— Begin MATERIALS PROVIDED —
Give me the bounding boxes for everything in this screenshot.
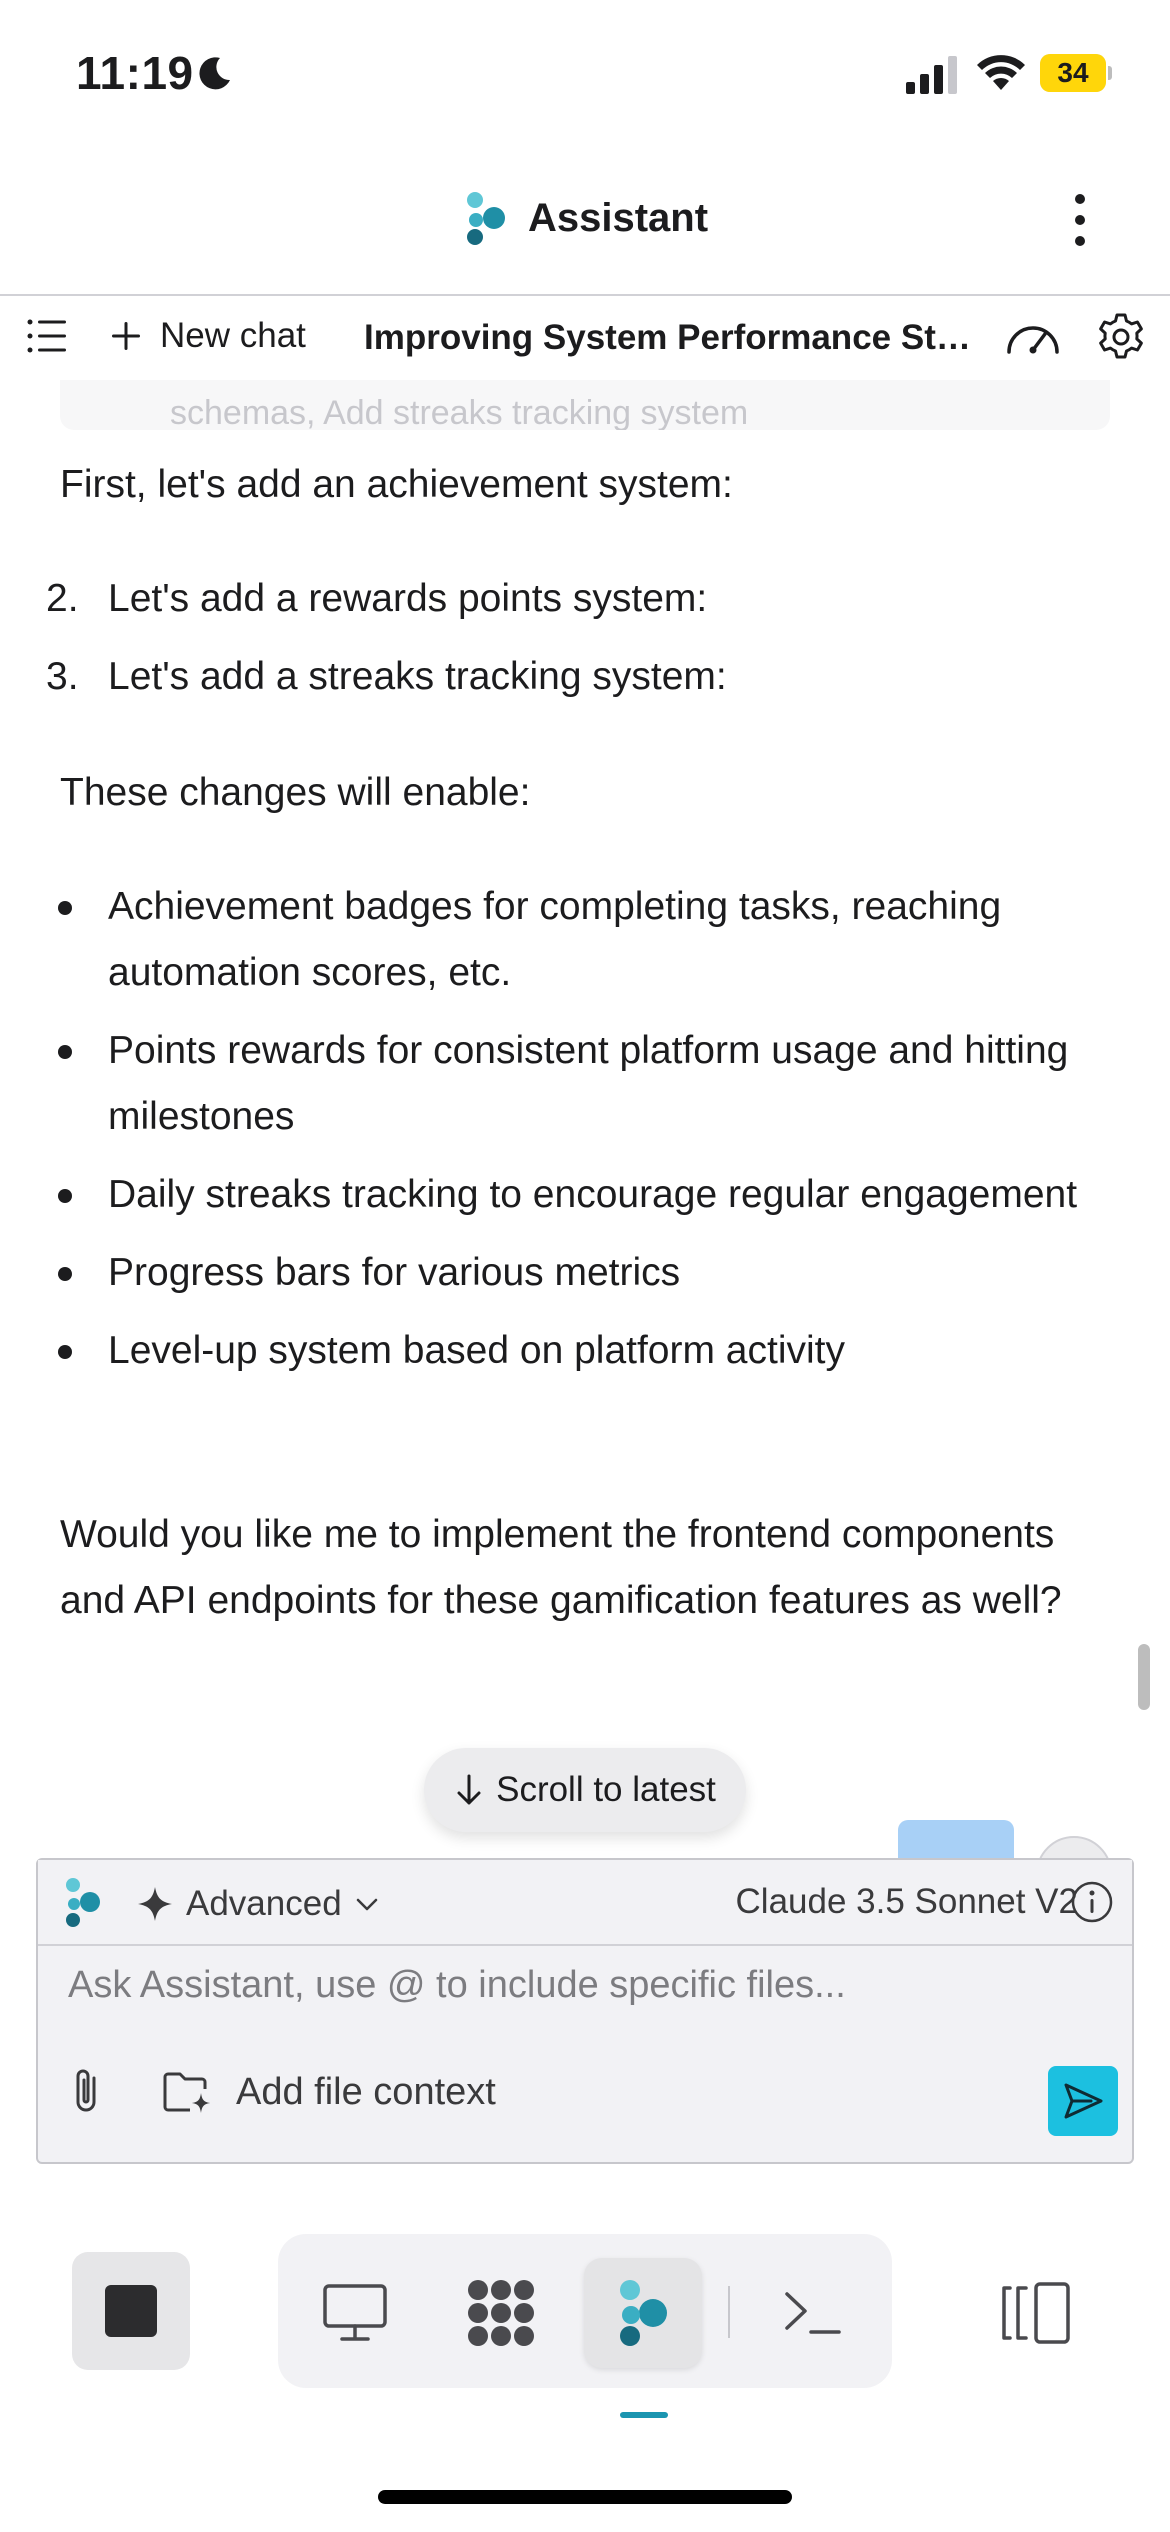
moon-icon xyxy=(199,57,230,90)
bullet-list-item: Points rewards for consistent platform u… xyxy=(0,1018,1170,1150)
assistant-icon xyxy=(620,2280,667,2346)
collapsed-summary-text: schemas, Add streaks tracking system xyxy=(170,394,749,430)
battery-percent: 34 xyxy=(1057,57,1089,88)
mode-label: Advanced xyxy=(186,1884,342,1923)
send-icon xyxy=(1064,2083,1103,2119)
composer-header: Advanced Claude 3.5 Sonnet V2 xyxy=(38,1860,1132,1946)
cellular-signal-icon xyxy=(906,56,957,94)
send-button[interactable] xyxy=(1048,2066,1118,2136)
bullet-list-item: Daily streaks tracking to encourage regu… xyxy=(0,1162,1170,1228)
bullet-text: Points rewards for consistent platform u… xyxy=(108,1029,1069,1138)
message-paragraph-enable: These changes will enable: xyxy=(60,771,531,814)
bullet-text: Achievement badges for completing tasks,… xyxy=(108,885,1002,994)
dock-item-terminal[interactable] xyxy=(754,2258,872,2368)
bullet-list: Achievement badges for completing tasks,… xyxy=(0,874,1170,1396)
bullet-dot xyxy=(58,1189,72,1203)
dock-item-desktop[interactable] xyxy=(296,2258,414,2368)
chat-composer: Advanced Claude 3.5 Sonnet V2 Add file c… xyxy=(36,1858,1134,2164)
bottom-dock xyxy=(278,2234,892,2388)
paperclip-icon[interactable] xyxy=(66,2066,110,2118)
status-bar: 11:19 34 xyxy=(0,0,1170,140)
chat-list-icon[interactable] xyxy=(26,316,68,356)
app-header: Assistant xyxy=(0,160,1170,294)
list-number: 2. xyxy=(46,577,79,620)
arrow-down-icon xyxy=(457,1774,481,1805)
new-chat-button[interactable]: New chat xyxy=(110,312,306,360)
bullet-dot xyxy=(58,1045,72,1059)
plus-icon xyxy=(112,322,140,350)
folder-sparkle-icon xyxy=(163,2072,210,2113)
chat-toolbar: New chat Improving System Performance St… xyxy=(0,296,1170,380)
list-item-text: Let's add a rewards points system: xyxy=(108,577,708,620)
message-input[interactable] xyxy=(68,1964,1108,2007)
add-file-context-label: Add file context xyxy=(236,2070,496,2113)
partially-hidden-button xyxy=(898,1820,1014,1860)
bullet-text: Daily streaks tracking to encourage regu… xyxy=(108,1173,1078,1216)
performance-gauge-icon[interactable] xyxy=(1004,318,1062,358)
assistant-logo-icon xyxy=(66,1878,100,1927)
new-chat-label: New chat xyxy=(160,316,306,355)
numbered-list-item: 3. Let's add a streaks tracking system: xyxy=(0,644,1170,710)
dock-separator xyxy=(728,2286,730,2338)
message-paragraph-intro: First, let's add an achievement system: xyxy=(60,463,733,506)
active-tab-indicator xyxy=(620,2412,668,2418)
scroll-to-latest-button[interactable]: Scroll to latest xyxy=(424,1748,746,1832)
bullet-list-item: Progress bars for various metrics xyxy=(0,1240,1170,1306)
app-title: Assistant xyxy=(528,196,709,240)
desktop-icon xyxy=(323,2284,387,2341)
message-paragraph-question: Would you like me to implement the front… xyxy=(60,1513,1062,1622)
stop-button[interactable] xyxy=(72,2252,190,2370)
scroll-to-latest-label: Scroll to latest xyxy=(496,1770,716,1809)
status-time: 11:19 xyxy=(76,47,194,99)
assistant-logo-icon xyxy=(467,192,505,245)
bullet-dot xyxy=(58,1345,72,1359)
mode-selector[interactable]: Advanced xyxy=(136,1880,380,1928)
stop-icon xyxy=(105,2285,157,2337)
sparkle-icon xyxy=(138,1887,172,1921)
dock-item-assistant[interactable] xyxy=(584,2258,702,2368)
model-selector[interactable]: Claude 3.5 Sonnet V2 xyxy=(698,1882,1078,1922)
scrollbar-thumb[interactable] xyxy=(1138,1644,1150,1710)
dock-item-apps[interactable] xyxy=(442,2258,560,2368)
wifi-icon xyxy=(977,55,1025,90)
gear-icon[interactable] xyxy=(1096,312,1146,362)
add-file-context-button[interactable]: Add file context xyxy=(162,2066,496,2118)
chat-title[interactable]: Improving System Performance Str... xyxy=(364,318,976,358)
numbered-list-item: 2. Let's add a rewards points system: xyxy=(0,566,1170,632)
bullet-text: Level-up system based on platform activi… xyxy=(108,1329,846,1372)
chevron-down-icon xyxy=(356,1898,377,1911)
split-panel-icon[interactable] xyxy=(998,2280,1072,2346)
list-item-text: Let's add a streaks tracking system: xyxy=(108,655,727,698)
bullet-list-item: Level-up system based on platform activi… xyxy=(0,1318,1170,1384)
more-options-button[interactable] xyxy=(1060,188,1100,252)
info-icon[interactable] xyxy=(1070,1880,1114,1924)
battery-indicator: 34 xyxy=(1040,54,1112,92)
list-number: 3. xyxy=(46,655,79,698)
apps-grid-icon xyxy=(468,2280,534,2346)
bullet-dot xyxy=(58,1267,72,1281)
home-indicator xyxy=(378,2490,792,2504)
bullet-dot xyxy=(58,901,72,915)
bullet-text: Progress bars for various metrics xyxy=(108,1251,681,1294)
bullet-list-item: Achievement badges for completing tasks,… xyxy=(0,874,1170,1006)
terminal-icon xyxy=(785,2292,841,2334)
— End MATERIALS PROVIDED —
:: WHAT TO DO ::
Copy every line of the records above word for word, leaving out the pictures.

:: COMPLETE ANSWER ::
Give me the bounding boxes for everything in this screenshot.
moon-icon xyxy=(199,57,230,90)
bullet-list-item: Points rewards for consistent platform u… xyxy=(0,1018,1170,1150)
assistant-icon xyxy=(620,2280,667,2346)
collapsed-summary-text: schemas, Add streaks tracking system xyxy=(170,394,749,430)
battery-percent: 34 xyxy=(1057,57,1089,88)
mode-label: Advanced xyxy=(186,1884,342,1923)
send-icon xyxy=(1064,2083,1103,2119)
composer-header: Advanced Claude 3.5 Sonnet V2 xyxy=(38,1860,1132,1946)
cellular-signal-icon xyxy=(906,56,957,94)
send-button[interactable] xyxy=(1048,2066,1118,2136)
bullet-list-item: Daily streaks tracking to encourage regu… xyxy=(0,1162,1170,1228)
bullet-text: Points rewards for consistent platform u… xyxy=(108,1029,1069,1138)
message-paragraph-enable: These changes will enable: xyxy=(60,771,531,814)
bullet-text: Achievement badges for completing tasks,… xyxy=(108,885,1002,994)
dock-item-terminal[interactable] xyxy=(754,2258,872,2368)
bullet-list: Achievement badges for completing tasks,… xyxy=(0,874,1170,1396)
bullet-dot xyxy=(58,1189,72,1203)
dock-item-desktop[interactable] xyxy=(296,2258,414,2368)
chat-composer: Advanced Claude 3.5 Sonnet V2 Add file c… xyxy=(36,1858,1134,2164)
bottom-dock xyxy=(278,2234,892,2388)
paperclip-icon[interactable] xyxy=(66,2066,110,2118)
status-bar: 11:19 34 xyxy=(0,0,1170,140)
chat-list-icon[interactable] xyxy=(26,316,68,356)
app-header: Assistant xyxy=(0,160,1170,294)
list-number: 2. xyxy=(46,577,79,620)
arrow-down-icon xyxy=(457,1774,481,1805)
new-chat-button[interactable]: New chat xyxy=(110,312,306,360)
bullet-dot xyxy=(58,1045,72,1059)
plus-icon xyxy=(112,322,140,350)
folder-sparkle-icon xyxy=(163,2072,210,2113)
chat-toolbar: New chat Improving System Performance St… xyxy=(0,296,1170,380)
list-item-text: Let's add a rewards points system: xyxy=(108,577,708,620)
message-input[interactable] xyxy=(68,1964,1108,2007)
add-file-context-label: Add file context xyxy=(236,2070,496,2113)
partially-hidden-button xyxy=(898,1820,1014,1860)
bullet-text: Daily streaks tracking to encourage regu… xyxy=(108,1173,1078,1216)
performance-gauge-icon[interactable] xyxy=(1004,318,1062,358)
assistant-logo-icon xyxy=(66,1878,100,1927)
new-chat-label: New chat xyxy=(160,316,306,355)
numbered-list-item: 3. Let's add a streaks tracking system: xyxy=(0,644,1170,710)
dock-separator xyxy=(728,2286,730,2338)
message-paragraph-intro: First, let's add an achievement system: xyxy=(60,463,733,506)
active-tab-indicator xyxy=(620,2412,668,2418)
scroll-to-latest-button[interactable]: Scroll to latest xyxy=(424,1748,746,1832)
bullet-list-item: Progress bars for various metrics xyxy=(0,1240,1170,1306)
app-title: Assistant xyxy=(528,196,709,240)
desktop-icon xyxy=(323,2284,387,2341)
message-paragraph-question: Would you like me to implement the front… xyxy=(60,1513,1062,1622)
stop-button[interactable] xyxy=(72,2252,190,2370)
scroll-to-latest-label: Scroll to latest xyxy=(496,1770,716,1809)
status-time: 11:19 xyxy=(76,47,194,99)
assistant-logo-icon xyxy=(467,192,505,245)
bullet-dot xyxy=(58,1345,72,1359)
mode-selector[interactable]: Advanced xyxy=(136,1880,380,1928)
stop-icon xyxy=(105,2285,157,2337)
sparkle-icon xyxy=(138,1887,172,1921)
dock-item-assistant[interactable] xyxy=(584,2258,702,2368)
model-selector[interactable]: Claude 3.5 Sonnet V2 xyxy=(698,1882,1078,1922)
scrollbar-thumb[interactable] xyxy=(1138,1644,1150,1710)
dock-item-apps[interactable] xyxy=(442,2258,560,2368)
wifi-icon xyxy=(977,55,1025,90)
gear-icon[interactable] xyxy=(1096,312,1146,362)
add-file-context-button[interactable]: Add file context xyxy=(162,2066,496,2118)
chat-title[interactable]: Improving System Performance Str... xyxy=(364,318,976,358)
numbered-list-item: 2. Let's add a rewards points system: xyxy=(0,566,1170,632)
bullet-text: Level-up system based on platform activi… xyxy=(108,1329,846,1372)
chevron-down-icon xyxy=(356,1898,377,1911)
split-panel-icon[interactable] xyxy=(998,2280,1072,2346)
list-item-text: Let's add a streaks tracking system: xyxy=(108,655,727,698)
bullet-list-item: Level-up system based on platform activi… xyxy=(0,1318,1170,1384)
more-options-button[interactable] xyxy=(1060,188,1100,252)
info-icon[interactable] xyxy=(1070,1880,1114,1924)
battery-indicator: 34 xyxy=(1040,54,1112,92)
list-number: 3. xyxy=(46,655,79,698)
apps-grid-icon xyxy=(468,2280,534,2346)
bullet-dot xyxy=(58,1267,72,1281)
home-indicator xyxy=(378,2490,792,2504)
bullet-dot xyxy=(58,901,72,915)
bullet-text: Progress bars for various metrics xyxy=(108,1251,681,1294)
bullet-list-item: Achievement badges for completing tasks,… xyxy=(0,874,1170,1006)
terminal-icon xyxy=(785,2292,841,2334)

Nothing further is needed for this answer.